## Data provided:
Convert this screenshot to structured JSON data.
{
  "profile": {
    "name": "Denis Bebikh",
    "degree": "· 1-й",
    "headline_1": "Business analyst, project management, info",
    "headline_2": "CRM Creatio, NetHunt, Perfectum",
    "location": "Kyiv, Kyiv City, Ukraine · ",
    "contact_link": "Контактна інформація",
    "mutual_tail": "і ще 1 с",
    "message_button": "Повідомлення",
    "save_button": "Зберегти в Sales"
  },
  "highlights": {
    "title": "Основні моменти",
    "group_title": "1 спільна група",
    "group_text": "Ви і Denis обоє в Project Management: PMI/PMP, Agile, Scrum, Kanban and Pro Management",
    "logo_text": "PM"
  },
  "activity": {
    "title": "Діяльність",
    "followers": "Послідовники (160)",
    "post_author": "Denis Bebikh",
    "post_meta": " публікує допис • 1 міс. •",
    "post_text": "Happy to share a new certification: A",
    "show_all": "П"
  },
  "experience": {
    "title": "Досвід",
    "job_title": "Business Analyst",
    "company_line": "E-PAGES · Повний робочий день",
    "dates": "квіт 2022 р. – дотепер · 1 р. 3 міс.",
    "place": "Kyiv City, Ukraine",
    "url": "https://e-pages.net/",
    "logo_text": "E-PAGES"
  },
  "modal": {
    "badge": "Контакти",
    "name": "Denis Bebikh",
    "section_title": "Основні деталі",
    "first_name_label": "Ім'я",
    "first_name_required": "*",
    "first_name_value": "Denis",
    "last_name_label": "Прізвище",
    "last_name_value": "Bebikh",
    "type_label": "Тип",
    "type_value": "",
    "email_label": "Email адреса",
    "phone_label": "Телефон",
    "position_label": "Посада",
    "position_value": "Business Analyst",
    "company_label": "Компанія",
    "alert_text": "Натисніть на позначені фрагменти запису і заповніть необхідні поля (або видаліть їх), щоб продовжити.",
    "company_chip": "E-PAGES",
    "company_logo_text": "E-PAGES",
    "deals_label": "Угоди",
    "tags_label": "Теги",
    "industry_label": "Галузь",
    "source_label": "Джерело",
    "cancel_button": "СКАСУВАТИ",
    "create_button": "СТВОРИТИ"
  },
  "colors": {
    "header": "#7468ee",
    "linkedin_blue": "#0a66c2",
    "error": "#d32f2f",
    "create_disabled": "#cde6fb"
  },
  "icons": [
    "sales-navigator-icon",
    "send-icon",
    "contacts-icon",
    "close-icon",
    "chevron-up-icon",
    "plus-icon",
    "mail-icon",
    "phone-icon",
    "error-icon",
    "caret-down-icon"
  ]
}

## What is expected:
Search the records for the word "Bebikh". Copy every line that has it.

## Exercise response:
    "name": "Denis Bebikh",
    "post_author": "Denis Bebikh",
    "name": "Denis Bebikh",
    "last_name_value": "Bebikh",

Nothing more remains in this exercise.